Record excerpts:
________________

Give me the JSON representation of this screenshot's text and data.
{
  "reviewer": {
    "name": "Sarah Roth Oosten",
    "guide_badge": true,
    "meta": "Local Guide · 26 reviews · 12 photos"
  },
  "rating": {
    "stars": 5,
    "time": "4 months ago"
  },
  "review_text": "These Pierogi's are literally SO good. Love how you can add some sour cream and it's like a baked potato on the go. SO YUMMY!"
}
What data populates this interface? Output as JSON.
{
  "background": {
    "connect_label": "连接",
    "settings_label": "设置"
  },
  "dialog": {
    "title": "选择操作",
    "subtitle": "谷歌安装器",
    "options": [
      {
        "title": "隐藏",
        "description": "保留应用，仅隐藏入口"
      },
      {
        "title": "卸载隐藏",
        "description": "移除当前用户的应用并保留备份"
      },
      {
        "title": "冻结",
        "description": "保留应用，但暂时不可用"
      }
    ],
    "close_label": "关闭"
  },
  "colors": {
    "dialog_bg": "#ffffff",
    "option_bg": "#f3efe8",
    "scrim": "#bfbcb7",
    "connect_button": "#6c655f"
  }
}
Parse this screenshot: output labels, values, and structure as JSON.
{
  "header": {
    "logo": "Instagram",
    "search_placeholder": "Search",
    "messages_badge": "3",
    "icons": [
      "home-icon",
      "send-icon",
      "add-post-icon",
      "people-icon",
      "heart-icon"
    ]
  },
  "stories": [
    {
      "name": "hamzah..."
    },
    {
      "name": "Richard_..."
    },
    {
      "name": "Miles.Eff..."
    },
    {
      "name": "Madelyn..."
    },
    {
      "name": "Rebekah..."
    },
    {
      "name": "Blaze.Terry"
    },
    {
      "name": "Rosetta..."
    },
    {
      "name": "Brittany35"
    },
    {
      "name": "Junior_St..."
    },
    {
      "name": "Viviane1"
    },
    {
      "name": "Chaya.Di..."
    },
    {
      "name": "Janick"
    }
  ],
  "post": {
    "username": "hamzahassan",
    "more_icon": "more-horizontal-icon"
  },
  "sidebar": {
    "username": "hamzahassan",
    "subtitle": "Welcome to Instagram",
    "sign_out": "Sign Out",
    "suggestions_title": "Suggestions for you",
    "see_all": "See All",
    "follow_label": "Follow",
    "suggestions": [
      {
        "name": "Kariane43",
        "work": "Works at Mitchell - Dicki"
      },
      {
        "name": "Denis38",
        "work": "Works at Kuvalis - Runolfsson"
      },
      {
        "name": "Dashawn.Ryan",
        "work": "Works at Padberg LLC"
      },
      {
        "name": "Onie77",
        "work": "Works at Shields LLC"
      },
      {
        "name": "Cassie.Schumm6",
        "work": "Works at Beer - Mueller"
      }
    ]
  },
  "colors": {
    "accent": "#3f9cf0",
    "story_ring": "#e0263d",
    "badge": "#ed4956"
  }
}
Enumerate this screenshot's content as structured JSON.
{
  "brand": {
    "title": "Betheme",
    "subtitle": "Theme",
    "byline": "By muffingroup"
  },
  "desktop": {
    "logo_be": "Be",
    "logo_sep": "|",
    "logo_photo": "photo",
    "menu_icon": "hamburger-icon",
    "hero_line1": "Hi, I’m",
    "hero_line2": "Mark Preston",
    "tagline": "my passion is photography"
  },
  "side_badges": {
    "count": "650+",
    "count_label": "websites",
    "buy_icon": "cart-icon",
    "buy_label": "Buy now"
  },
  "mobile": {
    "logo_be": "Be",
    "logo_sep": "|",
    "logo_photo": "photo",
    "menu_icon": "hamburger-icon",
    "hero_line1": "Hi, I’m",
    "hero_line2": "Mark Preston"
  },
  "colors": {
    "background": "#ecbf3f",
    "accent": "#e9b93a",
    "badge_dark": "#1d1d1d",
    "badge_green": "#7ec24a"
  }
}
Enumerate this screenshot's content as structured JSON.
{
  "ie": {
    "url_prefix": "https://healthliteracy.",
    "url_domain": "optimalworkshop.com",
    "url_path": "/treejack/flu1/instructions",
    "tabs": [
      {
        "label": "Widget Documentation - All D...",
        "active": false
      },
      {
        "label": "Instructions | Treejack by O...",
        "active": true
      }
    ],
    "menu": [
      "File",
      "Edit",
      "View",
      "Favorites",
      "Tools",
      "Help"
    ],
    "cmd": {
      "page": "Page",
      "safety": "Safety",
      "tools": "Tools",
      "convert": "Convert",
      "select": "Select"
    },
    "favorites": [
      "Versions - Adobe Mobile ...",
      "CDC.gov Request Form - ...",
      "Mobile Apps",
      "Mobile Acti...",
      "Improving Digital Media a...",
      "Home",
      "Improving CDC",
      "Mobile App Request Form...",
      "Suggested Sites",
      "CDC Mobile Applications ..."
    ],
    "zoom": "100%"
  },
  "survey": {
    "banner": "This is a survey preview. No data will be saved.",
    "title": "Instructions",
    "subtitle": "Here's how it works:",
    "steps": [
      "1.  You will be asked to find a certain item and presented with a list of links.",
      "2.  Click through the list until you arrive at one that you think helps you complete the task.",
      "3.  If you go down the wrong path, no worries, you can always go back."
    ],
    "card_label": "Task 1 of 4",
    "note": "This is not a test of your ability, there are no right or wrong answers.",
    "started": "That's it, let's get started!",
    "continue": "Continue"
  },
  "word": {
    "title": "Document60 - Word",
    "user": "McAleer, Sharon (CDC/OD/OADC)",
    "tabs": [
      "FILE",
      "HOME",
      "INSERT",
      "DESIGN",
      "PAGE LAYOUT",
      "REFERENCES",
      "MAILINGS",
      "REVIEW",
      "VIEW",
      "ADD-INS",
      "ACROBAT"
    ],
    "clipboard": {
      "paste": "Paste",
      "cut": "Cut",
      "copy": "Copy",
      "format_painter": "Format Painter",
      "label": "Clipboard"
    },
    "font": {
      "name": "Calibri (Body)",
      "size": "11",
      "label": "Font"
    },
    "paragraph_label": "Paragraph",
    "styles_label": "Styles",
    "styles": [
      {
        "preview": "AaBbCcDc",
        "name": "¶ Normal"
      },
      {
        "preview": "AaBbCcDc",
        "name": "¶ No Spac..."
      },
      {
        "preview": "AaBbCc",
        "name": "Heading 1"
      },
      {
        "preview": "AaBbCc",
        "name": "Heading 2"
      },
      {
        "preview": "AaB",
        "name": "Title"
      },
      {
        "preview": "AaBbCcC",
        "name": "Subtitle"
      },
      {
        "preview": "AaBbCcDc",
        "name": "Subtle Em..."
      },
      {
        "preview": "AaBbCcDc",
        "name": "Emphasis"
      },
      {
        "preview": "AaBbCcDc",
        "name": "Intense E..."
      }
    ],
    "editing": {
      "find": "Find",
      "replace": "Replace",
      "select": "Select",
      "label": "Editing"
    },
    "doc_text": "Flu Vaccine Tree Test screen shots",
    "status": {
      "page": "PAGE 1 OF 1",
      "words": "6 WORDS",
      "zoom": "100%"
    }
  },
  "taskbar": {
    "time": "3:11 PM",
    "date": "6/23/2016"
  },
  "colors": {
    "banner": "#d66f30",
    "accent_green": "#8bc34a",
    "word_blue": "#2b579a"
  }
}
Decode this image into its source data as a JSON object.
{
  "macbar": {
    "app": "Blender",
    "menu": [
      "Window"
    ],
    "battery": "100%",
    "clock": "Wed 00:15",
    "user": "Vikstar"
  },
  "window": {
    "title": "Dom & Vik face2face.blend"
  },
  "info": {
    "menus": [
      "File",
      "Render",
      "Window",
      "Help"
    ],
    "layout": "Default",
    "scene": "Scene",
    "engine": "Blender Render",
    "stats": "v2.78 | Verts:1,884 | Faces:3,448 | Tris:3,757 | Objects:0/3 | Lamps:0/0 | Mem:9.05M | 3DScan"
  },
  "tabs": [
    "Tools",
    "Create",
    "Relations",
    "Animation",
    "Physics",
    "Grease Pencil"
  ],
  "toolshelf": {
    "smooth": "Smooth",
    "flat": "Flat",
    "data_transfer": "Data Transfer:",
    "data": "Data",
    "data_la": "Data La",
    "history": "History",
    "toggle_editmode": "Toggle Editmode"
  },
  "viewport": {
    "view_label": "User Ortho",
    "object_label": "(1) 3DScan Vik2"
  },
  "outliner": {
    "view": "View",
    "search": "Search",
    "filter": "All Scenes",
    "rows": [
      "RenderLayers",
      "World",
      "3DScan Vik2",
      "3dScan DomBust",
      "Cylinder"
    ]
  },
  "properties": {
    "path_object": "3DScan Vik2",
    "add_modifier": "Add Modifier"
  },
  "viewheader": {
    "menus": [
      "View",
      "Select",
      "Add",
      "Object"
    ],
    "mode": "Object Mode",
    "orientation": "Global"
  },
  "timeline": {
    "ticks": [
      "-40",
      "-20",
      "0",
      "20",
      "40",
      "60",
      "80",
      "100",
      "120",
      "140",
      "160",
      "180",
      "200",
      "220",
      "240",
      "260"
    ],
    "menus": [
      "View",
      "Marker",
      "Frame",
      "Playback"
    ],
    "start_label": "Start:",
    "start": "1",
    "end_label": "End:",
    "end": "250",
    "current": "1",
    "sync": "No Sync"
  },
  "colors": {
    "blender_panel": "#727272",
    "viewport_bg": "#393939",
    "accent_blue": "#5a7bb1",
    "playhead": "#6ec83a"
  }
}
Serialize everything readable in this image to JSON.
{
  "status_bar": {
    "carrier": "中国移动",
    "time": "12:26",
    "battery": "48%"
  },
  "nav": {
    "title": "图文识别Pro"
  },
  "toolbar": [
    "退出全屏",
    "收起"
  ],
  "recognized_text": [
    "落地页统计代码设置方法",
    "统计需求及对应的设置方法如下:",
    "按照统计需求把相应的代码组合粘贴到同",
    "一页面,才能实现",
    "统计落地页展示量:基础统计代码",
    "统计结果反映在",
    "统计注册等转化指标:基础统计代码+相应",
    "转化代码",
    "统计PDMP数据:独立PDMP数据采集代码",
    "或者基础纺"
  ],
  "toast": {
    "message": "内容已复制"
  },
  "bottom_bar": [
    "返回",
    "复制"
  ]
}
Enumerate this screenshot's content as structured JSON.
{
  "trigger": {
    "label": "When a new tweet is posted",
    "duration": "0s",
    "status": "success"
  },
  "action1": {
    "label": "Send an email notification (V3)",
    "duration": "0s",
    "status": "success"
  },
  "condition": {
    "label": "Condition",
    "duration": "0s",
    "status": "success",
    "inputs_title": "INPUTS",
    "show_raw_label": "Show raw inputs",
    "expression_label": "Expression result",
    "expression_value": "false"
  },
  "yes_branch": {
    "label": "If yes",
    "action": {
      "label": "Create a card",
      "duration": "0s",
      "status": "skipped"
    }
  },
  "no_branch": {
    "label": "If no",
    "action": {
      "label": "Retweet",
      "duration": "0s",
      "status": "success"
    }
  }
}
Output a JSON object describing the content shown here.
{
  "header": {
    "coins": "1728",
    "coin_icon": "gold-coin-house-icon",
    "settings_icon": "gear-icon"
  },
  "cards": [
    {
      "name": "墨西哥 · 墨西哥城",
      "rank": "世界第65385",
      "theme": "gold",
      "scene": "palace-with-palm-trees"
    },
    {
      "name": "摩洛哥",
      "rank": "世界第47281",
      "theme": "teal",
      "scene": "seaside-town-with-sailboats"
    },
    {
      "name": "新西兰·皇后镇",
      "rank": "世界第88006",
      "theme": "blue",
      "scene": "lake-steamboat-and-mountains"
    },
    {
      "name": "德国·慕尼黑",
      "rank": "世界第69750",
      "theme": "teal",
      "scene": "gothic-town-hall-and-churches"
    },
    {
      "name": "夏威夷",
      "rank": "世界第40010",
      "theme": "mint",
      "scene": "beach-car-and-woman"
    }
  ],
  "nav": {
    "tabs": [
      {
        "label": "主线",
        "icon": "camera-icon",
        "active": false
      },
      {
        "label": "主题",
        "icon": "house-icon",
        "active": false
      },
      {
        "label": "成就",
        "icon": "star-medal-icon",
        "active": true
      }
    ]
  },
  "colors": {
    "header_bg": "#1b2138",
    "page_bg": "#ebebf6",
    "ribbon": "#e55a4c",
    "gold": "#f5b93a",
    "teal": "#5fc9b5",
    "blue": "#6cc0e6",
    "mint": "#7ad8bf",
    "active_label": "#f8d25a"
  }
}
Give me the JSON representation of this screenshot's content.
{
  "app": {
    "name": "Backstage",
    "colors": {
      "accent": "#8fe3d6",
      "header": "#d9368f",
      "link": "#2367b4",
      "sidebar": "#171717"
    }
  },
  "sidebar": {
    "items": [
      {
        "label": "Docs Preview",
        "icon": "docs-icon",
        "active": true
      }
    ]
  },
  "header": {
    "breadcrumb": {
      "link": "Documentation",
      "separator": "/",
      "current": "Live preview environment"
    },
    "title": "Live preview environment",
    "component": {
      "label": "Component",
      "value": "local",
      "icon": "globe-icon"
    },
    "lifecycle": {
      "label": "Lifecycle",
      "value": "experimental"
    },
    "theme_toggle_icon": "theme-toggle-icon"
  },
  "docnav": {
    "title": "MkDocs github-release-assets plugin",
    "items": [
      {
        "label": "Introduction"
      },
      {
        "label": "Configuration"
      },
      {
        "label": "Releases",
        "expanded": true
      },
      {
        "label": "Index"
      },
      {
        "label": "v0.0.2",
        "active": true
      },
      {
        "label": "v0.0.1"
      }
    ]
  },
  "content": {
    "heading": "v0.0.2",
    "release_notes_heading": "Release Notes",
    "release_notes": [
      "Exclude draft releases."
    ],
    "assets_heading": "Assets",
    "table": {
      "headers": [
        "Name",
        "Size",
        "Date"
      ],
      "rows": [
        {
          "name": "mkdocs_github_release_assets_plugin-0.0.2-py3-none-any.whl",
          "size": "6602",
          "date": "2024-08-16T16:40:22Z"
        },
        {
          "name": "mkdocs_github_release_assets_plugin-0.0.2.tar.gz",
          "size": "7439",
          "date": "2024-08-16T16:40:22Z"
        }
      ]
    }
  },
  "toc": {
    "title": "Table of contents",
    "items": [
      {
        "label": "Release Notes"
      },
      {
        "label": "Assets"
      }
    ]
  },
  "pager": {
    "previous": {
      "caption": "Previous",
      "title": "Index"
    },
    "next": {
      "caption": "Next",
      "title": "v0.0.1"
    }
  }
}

________________

Task directions: How many lines of the listing above include the word "environment"? Reply with the number alone.

Result: 2